====== EXERCISE DATA ======
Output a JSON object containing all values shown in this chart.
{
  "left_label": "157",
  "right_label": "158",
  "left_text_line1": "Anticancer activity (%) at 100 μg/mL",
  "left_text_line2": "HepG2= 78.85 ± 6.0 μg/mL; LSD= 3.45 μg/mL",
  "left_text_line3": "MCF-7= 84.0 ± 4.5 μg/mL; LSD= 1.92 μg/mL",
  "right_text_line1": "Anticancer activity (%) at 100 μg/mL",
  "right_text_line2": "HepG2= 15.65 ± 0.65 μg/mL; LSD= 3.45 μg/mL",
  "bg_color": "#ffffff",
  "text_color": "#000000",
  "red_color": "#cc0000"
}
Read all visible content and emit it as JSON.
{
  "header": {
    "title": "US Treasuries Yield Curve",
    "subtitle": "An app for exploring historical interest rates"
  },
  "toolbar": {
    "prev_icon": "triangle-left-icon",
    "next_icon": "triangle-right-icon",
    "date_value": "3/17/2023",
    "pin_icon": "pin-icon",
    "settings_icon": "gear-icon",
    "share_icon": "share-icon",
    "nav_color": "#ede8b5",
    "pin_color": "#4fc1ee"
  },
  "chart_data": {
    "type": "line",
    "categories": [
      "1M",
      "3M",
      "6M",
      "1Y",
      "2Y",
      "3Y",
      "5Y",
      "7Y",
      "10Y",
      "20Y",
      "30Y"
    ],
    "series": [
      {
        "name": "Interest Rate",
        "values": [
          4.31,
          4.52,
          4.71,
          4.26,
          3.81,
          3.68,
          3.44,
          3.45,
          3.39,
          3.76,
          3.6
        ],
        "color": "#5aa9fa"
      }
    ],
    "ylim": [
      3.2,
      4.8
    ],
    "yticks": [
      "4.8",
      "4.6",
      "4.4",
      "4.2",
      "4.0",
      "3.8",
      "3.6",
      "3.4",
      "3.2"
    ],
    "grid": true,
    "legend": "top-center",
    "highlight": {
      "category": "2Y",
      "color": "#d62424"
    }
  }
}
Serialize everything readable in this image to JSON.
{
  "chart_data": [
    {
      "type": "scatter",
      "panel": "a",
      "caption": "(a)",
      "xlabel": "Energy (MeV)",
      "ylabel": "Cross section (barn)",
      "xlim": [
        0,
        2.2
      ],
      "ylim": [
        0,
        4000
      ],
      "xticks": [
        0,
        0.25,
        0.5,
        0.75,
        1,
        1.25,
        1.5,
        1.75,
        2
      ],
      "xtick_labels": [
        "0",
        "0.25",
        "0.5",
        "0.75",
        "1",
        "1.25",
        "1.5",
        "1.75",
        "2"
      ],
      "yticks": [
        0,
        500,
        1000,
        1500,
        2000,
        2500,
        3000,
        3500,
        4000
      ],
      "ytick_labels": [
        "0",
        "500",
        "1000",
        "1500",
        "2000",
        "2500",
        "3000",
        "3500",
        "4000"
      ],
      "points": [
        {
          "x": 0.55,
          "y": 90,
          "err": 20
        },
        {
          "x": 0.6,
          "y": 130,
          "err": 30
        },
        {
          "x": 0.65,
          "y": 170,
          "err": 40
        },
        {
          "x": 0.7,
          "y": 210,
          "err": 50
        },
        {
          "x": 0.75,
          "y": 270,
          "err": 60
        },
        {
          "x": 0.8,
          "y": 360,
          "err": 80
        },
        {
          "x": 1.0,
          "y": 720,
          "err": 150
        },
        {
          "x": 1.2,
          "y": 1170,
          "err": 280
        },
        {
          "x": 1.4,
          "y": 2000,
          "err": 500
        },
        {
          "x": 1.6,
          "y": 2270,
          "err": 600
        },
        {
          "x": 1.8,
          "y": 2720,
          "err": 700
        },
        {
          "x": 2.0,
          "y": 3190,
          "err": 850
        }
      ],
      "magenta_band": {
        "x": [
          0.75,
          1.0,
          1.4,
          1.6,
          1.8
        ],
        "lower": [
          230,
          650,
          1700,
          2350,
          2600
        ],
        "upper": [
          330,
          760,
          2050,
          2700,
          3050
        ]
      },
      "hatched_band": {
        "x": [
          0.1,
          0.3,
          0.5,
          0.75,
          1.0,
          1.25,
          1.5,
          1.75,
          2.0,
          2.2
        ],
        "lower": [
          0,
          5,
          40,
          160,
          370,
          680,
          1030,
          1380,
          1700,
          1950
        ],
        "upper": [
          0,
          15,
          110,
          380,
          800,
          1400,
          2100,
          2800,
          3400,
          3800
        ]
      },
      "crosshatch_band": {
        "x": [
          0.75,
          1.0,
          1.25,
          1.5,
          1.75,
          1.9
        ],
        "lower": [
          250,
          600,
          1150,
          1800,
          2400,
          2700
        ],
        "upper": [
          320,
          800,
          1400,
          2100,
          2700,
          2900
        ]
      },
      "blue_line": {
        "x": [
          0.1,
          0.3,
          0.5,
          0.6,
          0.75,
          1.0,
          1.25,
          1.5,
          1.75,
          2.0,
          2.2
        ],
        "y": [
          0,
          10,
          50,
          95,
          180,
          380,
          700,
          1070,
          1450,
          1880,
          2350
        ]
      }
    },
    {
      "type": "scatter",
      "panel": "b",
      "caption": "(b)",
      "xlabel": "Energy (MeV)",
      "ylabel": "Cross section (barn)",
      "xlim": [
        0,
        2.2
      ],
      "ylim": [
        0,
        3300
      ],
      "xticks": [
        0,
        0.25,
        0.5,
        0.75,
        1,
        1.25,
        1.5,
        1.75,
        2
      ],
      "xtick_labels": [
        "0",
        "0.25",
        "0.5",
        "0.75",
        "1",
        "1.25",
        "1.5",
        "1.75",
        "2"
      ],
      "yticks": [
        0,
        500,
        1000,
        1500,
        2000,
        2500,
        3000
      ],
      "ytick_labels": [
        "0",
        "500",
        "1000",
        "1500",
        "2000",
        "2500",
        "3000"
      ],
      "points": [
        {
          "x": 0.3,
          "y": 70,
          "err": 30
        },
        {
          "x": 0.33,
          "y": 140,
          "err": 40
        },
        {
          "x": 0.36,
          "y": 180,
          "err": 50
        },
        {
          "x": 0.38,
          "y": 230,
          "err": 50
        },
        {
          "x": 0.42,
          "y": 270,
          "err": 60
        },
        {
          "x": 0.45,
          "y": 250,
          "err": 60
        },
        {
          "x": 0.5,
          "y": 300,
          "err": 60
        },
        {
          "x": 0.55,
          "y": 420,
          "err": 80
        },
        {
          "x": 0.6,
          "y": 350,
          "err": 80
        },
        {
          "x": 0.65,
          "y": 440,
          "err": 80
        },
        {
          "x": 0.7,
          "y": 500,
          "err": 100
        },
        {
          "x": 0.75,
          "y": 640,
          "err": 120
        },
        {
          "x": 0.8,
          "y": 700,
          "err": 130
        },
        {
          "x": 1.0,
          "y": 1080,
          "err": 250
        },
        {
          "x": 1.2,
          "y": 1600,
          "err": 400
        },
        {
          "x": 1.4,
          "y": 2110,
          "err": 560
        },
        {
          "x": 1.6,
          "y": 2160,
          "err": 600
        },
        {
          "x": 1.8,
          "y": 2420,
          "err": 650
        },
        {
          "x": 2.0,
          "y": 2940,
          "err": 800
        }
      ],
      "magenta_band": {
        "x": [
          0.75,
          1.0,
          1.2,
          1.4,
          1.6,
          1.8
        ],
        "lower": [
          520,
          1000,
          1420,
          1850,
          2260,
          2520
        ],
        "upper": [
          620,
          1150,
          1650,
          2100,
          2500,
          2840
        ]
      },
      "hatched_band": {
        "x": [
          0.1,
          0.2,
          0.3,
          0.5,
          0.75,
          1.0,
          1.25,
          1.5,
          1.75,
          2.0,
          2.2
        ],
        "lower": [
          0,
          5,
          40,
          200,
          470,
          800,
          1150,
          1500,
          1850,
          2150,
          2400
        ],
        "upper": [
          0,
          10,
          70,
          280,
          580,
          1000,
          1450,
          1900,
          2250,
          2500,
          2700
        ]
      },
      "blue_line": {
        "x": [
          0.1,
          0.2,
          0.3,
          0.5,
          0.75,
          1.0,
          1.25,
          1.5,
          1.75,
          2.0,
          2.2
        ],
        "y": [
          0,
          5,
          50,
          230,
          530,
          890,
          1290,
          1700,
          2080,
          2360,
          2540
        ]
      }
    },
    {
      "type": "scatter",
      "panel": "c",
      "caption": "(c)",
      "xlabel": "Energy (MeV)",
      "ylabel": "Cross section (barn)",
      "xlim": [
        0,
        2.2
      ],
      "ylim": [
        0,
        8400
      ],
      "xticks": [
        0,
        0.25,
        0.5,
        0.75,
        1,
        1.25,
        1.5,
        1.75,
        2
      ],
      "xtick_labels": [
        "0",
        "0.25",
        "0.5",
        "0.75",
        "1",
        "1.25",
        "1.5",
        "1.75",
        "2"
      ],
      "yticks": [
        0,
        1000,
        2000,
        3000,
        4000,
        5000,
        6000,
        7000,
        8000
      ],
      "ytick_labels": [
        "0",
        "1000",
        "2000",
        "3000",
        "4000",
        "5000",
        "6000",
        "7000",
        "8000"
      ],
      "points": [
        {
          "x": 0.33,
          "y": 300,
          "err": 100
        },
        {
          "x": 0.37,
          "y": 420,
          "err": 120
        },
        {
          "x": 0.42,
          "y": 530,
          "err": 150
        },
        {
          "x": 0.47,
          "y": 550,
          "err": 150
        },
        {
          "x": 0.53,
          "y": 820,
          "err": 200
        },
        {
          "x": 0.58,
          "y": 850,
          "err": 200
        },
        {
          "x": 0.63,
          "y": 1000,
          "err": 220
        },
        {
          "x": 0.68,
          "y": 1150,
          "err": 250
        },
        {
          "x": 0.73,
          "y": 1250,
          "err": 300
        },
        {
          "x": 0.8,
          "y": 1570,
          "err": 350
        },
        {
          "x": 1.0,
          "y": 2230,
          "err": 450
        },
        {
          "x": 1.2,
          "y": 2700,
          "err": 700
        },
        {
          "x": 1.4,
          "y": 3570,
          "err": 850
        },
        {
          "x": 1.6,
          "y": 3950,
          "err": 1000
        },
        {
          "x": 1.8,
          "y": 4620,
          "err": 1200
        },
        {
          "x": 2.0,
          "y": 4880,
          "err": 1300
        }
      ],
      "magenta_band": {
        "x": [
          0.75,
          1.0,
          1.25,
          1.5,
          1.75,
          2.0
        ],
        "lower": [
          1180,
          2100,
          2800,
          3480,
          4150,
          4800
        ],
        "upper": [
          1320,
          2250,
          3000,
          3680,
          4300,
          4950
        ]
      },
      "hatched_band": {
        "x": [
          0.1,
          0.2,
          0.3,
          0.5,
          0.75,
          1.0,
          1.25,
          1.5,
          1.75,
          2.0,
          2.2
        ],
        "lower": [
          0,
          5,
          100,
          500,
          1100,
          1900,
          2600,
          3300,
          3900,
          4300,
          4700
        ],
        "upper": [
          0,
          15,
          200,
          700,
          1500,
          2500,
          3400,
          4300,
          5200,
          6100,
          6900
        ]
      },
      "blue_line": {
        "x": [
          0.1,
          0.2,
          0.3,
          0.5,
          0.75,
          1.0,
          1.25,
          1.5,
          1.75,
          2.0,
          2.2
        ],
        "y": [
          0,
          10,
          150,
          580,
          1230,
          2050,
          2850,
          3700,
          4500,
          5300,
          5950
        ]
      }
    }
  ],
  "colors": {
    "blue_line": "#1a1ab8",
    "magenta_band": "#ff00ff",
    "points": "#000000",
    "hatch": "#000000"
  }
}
======
> **TASK PROMPT**
Copy every line in the entries above that has the string "values" in it.

> **RESPONSE**
Output a JSON object containing all values shown in this chart.
        "values": [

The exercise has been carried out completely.